◆ What this task involves
Write out the whole listing again, exactly as given.

◆ Information shown
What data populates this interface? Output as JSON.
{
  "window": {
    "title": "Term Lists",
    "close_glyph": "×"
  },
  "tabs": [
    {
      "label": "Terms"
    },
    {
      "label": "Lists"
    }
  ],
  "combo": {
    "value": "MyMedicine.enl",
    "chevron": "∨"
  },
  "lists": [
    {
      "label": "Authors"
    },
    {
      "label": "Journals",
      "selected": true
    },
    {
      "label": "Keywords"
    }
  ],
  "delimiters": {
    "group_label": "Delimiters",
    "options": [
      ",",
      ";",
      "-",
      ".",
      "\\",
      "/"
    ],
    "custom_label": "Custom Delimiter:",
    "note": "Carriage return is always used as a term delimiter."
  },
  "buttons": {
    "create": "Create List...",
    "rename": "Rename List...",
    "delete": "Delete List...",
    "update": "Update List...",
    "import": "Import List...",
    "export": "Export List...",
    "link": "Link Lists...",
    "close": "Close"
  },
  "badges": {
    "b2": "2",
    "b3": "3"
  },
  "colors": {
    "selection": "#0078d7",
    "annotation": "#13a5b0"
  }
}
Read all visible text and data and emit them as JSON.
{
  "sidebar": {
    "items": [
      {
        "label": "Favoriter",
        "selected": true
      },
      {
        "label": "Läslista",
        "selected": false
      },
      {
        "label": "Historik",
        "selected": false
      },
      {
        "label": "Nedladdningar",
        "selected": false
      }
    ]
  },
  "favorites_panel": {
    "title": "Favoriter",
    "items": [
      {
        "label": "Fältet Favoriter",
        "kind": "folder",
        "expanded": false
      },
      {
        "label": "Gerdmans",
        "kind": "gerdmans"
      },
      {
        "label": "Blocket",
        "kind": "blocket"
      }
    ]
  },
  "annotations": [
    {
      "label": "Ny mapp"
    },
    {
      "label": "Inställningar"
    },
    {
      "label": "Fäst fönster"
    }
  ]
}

◆ Completed task
What data populates this interface? Output as JSON.
{
  "window": {
    "title": "Term Lists",
    "close_glyph": "×"
  },
  "tabs": [
    {
      "label": "Terms"
    },
    {
      "label": "Lists"
    }
  ],
  "combo": {
    "value": "MyMedicine.enl",
    "chevron": "∨"
  },
  "lists": [
    {
      "label": "Authors"
    },
    {
      "label": "Journals",
      "selected": true
    },
    {
      "label": "Keywords"
    }
  ],
  "delimiters": {
    "group_label": "Delimiters",
    "options": [
      ",",
      ";",
      "-",
      ".",
      "\\",
      "/"
    ],
    "custom_label": "Custom Delimiter:",
    "note": "Carriage return is always used as a term delimiter."
  },
  "buttons": {
    "create": "Create List...",
    "rename": "Rename List...",
    "delete": "Delete List...",
    "update": "Update List...",
    "import": "Import List...",
    "export": "Export List...",
    "link": "Link Lists...",
    "close": "Close"
  },
  "badges": {
    "b2": "2",
    "b3": "3"
  },
  "colors": {
    "selection": "#0078d7",
    "annotation": "#13a5b0"
  }
}
Read all visible text and data and emit them as JSON.
{
  "sidebar": {
    "items": [
      {
        "label": "Favoriter",
        "selected": true
      },
      {
        "label": "Läslista",
        "selected": false
      },
      {
        "label": "Historik",
        "selected": false
      },
      {
        "label": "Nedladdningar",
        "selected": false
      }
    ]
  },
  "favorites_panel": {
    "title": "Favoriter",
    "items": [
      {
        "label": "Fältet Favoriter",
        "kind": "folder",
        "expanded": false
      },
      {
        "label": "Gerdmans",
        "kind": "gerdmans"
      },
      {
        "label": "Blocket",
        "kind": "blocket"
      }
    ]
  },
  "annotations": [
    {
      "label": "Ny mapp"
    },
    {
      "label": "Inställningar"
    },
    {
      "label": "Fäst fönster"
    }
  ]
}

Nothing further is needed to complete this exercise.